### Extracted material ###
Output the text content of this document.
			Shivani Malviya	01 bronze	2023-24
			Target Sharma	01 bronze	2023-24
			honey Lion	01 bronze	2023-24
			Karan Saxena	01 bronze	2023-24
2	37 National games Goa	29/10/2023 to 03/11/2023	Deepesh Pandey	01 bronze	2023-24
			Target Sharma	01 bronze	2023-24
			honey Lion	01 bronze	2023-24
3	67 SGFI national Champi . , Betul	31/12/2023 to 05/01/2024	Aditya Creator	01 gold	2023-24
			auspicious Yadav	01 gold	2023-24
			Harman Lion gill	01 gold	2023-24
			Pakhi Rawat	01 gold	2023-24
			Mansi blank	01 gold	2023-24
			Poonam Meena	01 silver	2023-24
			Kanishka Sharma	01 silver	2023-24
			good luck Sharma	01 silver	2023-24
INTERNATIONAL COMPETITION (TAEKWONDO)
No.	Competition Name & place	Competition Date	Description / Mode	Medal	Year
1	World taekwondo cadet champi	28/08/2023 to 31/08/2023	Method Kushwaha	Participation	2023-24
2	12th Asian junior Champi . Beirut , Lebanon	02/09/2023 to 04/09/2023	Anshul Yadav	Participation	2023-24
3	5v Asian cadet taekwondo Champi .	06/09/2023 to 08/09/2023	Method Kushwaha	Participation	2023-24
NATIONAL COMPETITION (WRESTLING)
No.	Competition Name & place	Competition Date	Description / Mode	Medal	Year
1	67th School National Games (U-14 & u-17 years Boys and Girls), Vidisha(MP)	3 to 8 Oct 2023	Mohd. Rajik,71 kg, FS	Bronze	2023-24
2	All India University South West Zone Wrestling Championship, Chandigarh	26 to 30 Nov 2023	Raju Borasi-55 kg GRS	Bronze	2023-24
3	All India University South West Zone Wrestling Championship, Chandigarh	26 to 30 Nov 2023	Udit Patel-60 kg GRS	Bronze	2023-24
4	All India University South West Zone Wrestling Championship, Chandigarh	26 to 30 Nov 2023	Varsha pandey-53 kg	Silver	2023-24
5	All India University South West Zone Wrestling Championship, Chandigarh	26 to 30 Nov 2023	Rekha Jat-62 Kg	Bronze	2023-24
###
- [Goal]: Every line above should be written out again exactly as it stands.

- [Correct response]:
Output the text content of this document.
			Shivani Malviya	01 bronze	2023-24
			Target Sharma	01 bronze	2023-24
			honey Lion	01 bronze	2023-24
			Karan Saxena	01 bronze	2023-24
2	37 National games Goa	29/10/2023 to 03/11/2023	Deepesh Pandey	01 bronze	2023-24
			Target Sharma	01 bronze	2023-24
			honey Lion	01 bronze	2023-24
3	67 SGFI national Champi . , Betul	31/12/2023 to 05/01/2024	Aditya Creator	01 gold	2023-24
			auspicious Yadav	01 gold	2023-24
			Harman Lion gill	01 gold	2023-24
			Pakhi Rawat	01 gold	2023-24
			Mansi blank	01 gold	2023-24
			Poonam Meena	01 silver	2023-24
			Kanishka Sharma	01 silver	2023-24
			good luck Sharma	01 silver	2023-24
INTERNATIONAL COMPETITION (TAEKWONDO)
No.	Competition Name & place	Competition Date	Description / Mode	Medal	Year
1	World taekwondo cadet champi	28/08/2023 to 31/08/2023	Method Kushwaha	Participation	2023-24
2	12th Asian junior Champi . Beirut , Lebanon	02/09/2023 to 04/09/2023	Anshul Yadav	Participation	2023-24
3	5v Asian cadet taekwondo Champi .	06/09/2023 to 08/09/2023	Method Kushwaha	Participation	2023-24
NATIONAL COMPETITION (WRESTLING)
No.	Competition Name & place	Competition Date	Description / Mode	Medal	Year
1	67th School National Games (U-14 & u-17 years Boys and Girls), Vidisha(MP)	3 to 8 Oct 2023	Mohd. Rajik,71 kg, FS	Bronze	2023-24
2	All India University South West Zone Wrestling Championship, Chandigarh	26 to 30 Nov 2023	Raju Borasi-55 kg GRS	Bronze	2023-24
3	All India University South West Zone Wrestling Championship, Chandigarh	26 to 30 Nov 2023	Udit Patel-60 kg GRS	Bronze	2023-24
4	All India University South West Zone Wrestling Championship, Chandigarh	26 to 30 Nov 2023	Varsha pandey-53 kg	Silver	2023-24
5	All India University South West Zone Wrestling Championship, Chandigarh	26 to 30 Nov 2023	Rekha Jat-62 Kg	Bronze	2023-24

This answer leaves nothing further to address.